Data excerpts:
—————

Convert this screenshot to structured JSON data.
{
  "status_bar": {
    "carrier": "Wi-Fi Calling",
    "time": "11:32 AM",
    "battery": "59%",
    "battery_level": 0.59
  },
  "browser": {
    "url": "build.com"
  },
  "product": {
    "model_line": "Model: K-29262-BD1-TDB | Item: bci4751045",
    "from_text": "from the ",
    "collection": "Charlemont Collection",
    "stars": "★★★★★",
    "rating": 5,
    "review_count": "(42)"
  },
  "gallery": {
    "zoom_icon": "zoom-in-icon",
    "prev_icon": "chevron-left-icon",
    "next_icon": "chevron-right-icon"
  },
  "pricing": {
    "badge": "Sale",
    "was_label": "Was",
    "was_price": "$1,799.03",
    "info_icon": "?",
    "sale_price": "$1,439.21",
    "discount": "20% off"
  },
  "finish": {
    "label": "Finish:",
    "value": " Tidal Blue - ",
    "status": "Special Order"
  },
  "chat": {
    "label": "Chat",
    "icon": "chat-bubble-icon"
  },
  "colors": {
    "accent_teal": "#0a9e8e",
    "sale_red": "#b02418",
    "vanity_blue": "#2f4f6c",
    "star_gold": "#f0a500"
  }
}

—————

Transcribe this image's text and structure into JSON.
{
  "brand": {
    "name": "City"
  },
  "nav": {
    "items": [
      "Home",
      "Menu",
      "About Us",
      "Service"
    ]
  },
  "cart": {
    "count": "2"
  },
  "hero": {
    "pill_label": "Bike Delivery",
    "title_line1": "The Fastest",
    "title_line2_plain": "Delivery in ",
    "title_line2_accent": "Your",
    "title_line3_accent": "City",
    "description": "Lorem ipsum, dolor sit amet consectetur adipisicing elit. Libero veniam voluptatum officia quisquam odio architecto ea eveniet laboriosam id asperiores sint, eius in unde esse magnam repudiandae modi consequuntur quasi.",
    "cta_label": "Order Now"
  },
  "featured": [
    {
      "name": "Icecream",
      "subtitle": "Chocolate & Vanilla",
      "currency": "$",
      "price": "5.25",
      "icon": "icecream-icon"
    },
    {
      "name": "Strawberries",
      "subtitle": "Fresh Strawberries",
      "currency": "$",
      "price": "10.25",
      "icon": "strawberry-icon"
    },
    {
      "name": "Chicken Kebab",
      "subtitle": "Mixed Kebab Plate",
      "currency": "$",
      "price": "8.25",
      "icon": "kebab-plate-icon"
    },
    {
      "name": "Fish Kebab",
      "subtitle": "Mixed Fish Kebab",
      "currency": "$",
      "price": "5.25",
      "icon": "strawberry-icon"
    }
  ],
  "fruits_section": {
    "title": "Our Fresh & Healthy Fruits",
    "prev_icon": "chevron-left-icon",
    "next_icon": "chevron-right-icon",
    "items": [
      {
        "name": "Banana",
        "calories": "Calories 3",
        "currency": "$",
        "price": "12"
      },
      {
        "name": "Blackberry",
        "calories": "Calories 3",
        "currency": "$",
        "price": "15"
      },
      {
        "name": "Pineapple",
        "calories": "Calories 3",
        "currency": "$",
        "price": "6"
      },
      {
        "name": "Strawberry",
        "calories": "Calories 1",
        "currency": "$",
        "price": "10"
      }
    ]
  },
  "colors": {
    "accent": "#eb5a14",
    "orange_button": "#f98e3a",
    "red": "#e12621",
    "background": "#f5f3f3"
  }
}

—————

▶ **EXERCISE AIM**: Figure out how many lines of the data above include "JSON", then give the number and nothing more.

▶ **EXERCISE SOLUTION**: 2